EXERCISE AIM:
Reproduce the full listing that appears beneath this instruction exactly.

DATA SUPPLIED:
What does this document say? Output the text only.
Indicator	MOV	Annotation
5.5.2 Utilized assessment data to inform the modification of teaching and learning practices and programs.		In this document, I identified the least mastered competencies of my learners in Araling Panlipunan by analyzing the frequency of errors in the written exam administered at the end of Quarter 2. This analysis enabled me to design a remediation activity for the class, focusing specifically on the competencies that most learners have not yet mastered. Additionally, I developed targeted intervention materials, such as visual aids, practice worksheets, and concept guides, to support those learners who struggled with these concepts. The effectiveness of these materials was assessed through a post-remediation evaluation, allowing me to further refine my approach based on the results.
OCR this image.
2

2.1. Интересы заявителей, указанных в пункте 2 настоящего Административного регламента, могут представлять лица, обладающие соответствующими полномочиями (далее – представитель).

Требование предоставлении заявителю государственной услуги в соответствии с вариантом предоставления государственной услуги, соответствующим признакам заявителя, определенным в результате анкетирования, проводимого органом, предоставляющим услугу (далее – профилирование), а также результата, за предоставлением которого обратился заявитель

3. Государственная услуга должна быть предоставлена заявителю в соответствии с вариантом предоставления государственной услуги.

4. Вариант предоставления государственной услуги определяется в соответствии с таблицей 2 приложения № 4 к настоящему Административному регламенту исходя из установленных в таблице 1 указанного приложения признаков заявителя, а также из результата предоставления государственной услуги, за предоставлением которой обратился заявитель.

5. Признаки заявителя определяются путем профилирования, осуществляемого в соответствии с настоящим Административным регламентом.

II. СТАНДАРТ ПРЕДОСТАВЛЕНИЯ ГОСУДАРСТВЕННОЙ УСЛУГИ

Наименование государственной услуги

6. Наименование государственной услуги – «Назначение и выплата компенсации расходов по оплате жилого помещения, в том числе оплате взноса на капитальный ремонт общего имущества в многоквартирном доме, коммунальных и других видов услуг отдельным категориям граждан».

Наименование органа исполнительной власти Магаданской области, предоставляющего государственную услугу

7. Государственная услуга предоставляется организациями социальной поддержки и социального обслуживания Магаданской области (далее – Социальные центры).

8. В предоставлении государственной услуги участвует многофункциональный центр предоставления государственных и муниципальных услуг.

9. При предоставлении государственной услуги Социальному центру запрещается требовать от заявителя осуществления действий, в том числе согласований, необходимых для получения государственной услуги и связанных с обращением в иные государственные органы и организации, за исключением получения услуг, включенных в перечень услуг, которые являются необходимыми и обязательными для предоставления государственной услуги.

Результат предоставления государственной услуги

EXPECTED OUTPUT:
What does this document say? Output the text only.
Indicator	MOV	Annotation
5.5.2 Utilized assessment data to inform the modification of teaching and learning practices and programs.		In this document, I identified the least mastered competencies of my learners in Araling Panlipunan by analyzing the frequency of errors in the written exam administered at the end of Quarter 2. This analysis enabled me to design a remediation activity for the class, focusing specifically on the competencies that most learners have not yet mastered. Additionally, I developed targeted intervention materials, such as visual aids, practice worksheets, and concept guides, to support those learners who struggled with these concepts. The effectiveness of these materials was assessed through a post-remediation evaluation, allowing me to further refine my approach based on the results.
OCR this image.
2

2.1. Интересы заявителей, указанных в пункте 2 настоящего Административного регламента, могут представлять лица, обладающие соответствующими полномочиями (далее – представитель).

Требование предоставлении заявителю государственной услуги в соответствии с вариантом предоставления государственной услуги, соответствующим признакам заявителя, определенным в результате анкетирования, проводимого органом, предоставляющим услугу (далее – профилирование), а также результата, за предоставлением которого обратился заявитель

3. Государственная услуга должна быть предоставлена заявителю в соответствии с вариантом предоставления государственной услуги.

4. Вариант предоставления государственной услуги определяется в соответствии с таблицей 2 приложения № 4 к настоящему Административному регламенту исходя из установленных в таблице 1 указанного приложения признаков заявителя, а также из результата предоставления государственной услуги, за предоставлением которой обратился заявитель.

5. Признаки заявителя определяются путем профилирования, осуществляемого в соответствии с настоящим Административным регламентом.

II. СТАНДАРТ ПРЕДОСТАВЛЕНИЯ ГОСУДАРСТВЕННОЙ УСЛУГИ

Наименование государственной услуги

6. Наименование государственной услуги – «Назначение и выплата компенсации расходов по оплате жилого помещения, в том числе оплате взноса на капитальный ремонт общего имущества в многоквартирном доме, коммунальных и других видов услуг отдельным категориям граждан».

Наименование органа исполнительной власти Магаданской области, предоставляющего государственную услугу

7. Государственная услуга предоставляется организациями социальной поддержки и социального обслуживания Магаданской области (далее – Социальные центры).

8. В предоставлении государственной услуги участвует многофункциональный центр предоставления государственных и муниципальных услуг.

9. При предоставлении государственной услуги Социальному центру запрещается требовать от заявителя осуществления действий, в том числе согласований, необходимых для получения государственной услуги и связанных с обращением в иные государственные органы и организации, за исключением получения услуг, включенных в перечень услуг, которые являются необходимыми и обязательными для предоставления государственной услуги.

Результат предоставления государственной услуги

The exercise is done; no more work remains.